— EXERCISE —
State the number of lines in the material below that have "especialista" in them, without any other text.

— DATA EXCERPTS —
-------------------------
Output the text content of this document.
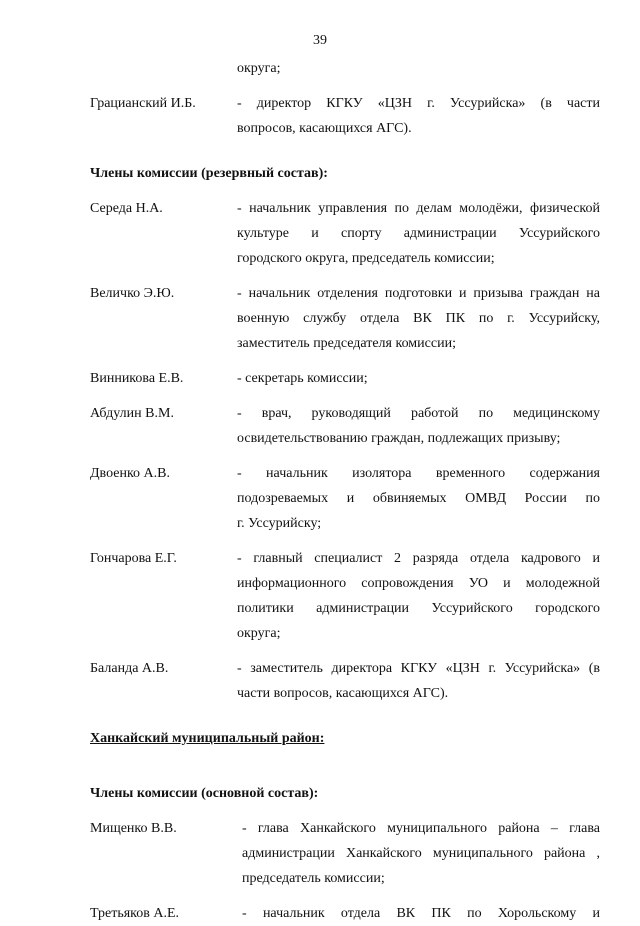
39
округа;
Грацианский И.Б.	- директор КГКУ «ЦЗН г. Уссурийска» (в части
вопросов, касающихся АГС).
Члены комиссии (резервный состав):
Середа Н.А.	- начальник управления по делам молодёжи, физической
культуре и спорту администрации Уссурийского
городского округа, председатель комиссии;
Величко Э.Ю.	- начальник отделения подготовки и призыва граждан на
военную службу отдела ВК ПК по г. Уссурийску,
заместитель председателя комиссии;
Винникова Е.В.	- секретарь комиссии;
Абдулин В.М.	- врач, руководящий работой по медицинскому
освидетельствованию граждан, подлежащих призыву;
Двоенко А.В.	- начальник изолятора временного содержания
подозреваемых и обвиняемых ОМВД России по
г. Уссурийску;
Гончарова Е.Г.	- главный специалист 2 разряда отдела кадрового и
информационного сопровождения УО и молодежной
политики администрации Уссурийского городского
округа;
Баланда А.В.	- заместитель директора КГКУ «ЦЗН г. Уссурийска» (в
части вопросов, касающихся АГС).
Ханкайский муниципальный район:
Члены комиссии (основной состав):
Мищенко В.В.	- глава Ханкайского муниципального района – глава
администрации Ханкайского муниципального района ,
председатель комиссии;
Третьяков А.Е.	- начальник отдела ВК ПК по Хорольскому и
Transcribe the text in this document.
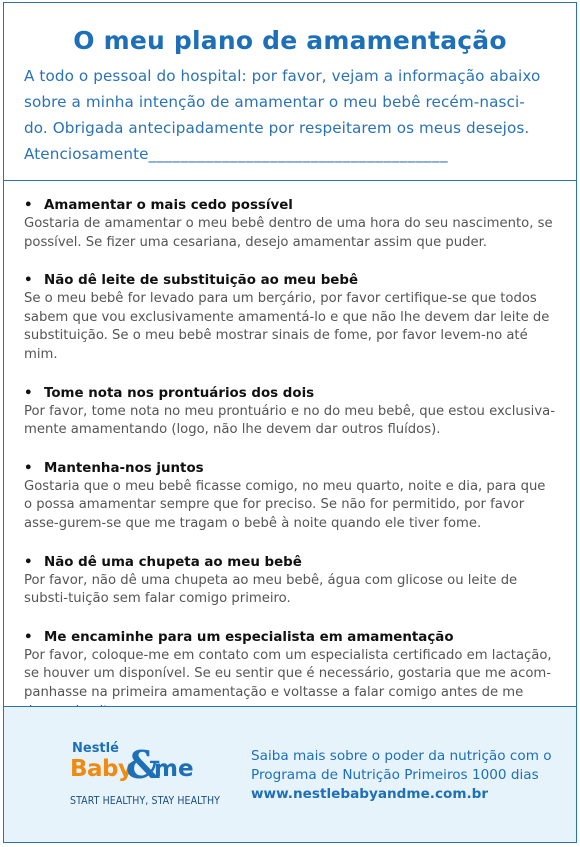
O meu plano de amamentação
A todo o pessoal do hospital: por favor, vejam a informação abaixo
sobre a minha intenção de amamentar o meu bebê recém-nasci-
do. Obrigada antecipadamente por respeitarem os meus desejos.
Atenciosamente_____________________________________
• Amamentar o mais cedo possível
Gostaria de amamentar o meu bebê dentro de uma hora do seu nascimento, se possível. Se fizer uma cesariana, desejo amamentar assim que puder.
• Não dê leite de substituição ao meu bebê
Se o meu bebê for levado para um berçário, por favor certifique-se que todos sabem que vou exclusivamente amamentá-lo e que não lhe devem dar leite de substituição. Se o meu bebê mostrar sinais de fome, por favor levem-no até mim.
• Tome nota nos prontuários dos dois
Por favor, tome nota no meu prontuário e no do meu bebê, que estou exclusiva-mente amamentando (logo, não lhe devem dar outros fluídos).
• Mantenha-nos juntos
Gostaria que o meu bebê ficasse comigo, no meu quarto, noite e dia, para que o possa amamentar sempre que for preciso. Se não for permitido, por favor asse-gurem-se que me tragam o bebê à noite quando ele tiver fome.
• Não dê uma chupeta ao meu bebê
Por favor, não dê uma chupeta ao meu bebê, água com glicose ou leite de substi-tuição sem falar comigo primeiro.
• Me encaminhe para um especialista em amamentação
Por favor, coloque-me em contato com um especialista certificado em lactação, se houver um disponível. Se eu sentir que é necessário, gostaria que me acom-panhasse na primeira amamentação e voltasse a falar comigo antes de me
Nestlé
Baby
&
me
START HEALTHY, STAY HEALTHY
Saiba mais sobre o poder da nutrição com o
Programa de Nutrição Primeiros 1000 dias
www.nestlebabyandme.com.br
-------------------------
— CORRECT RESULT —
2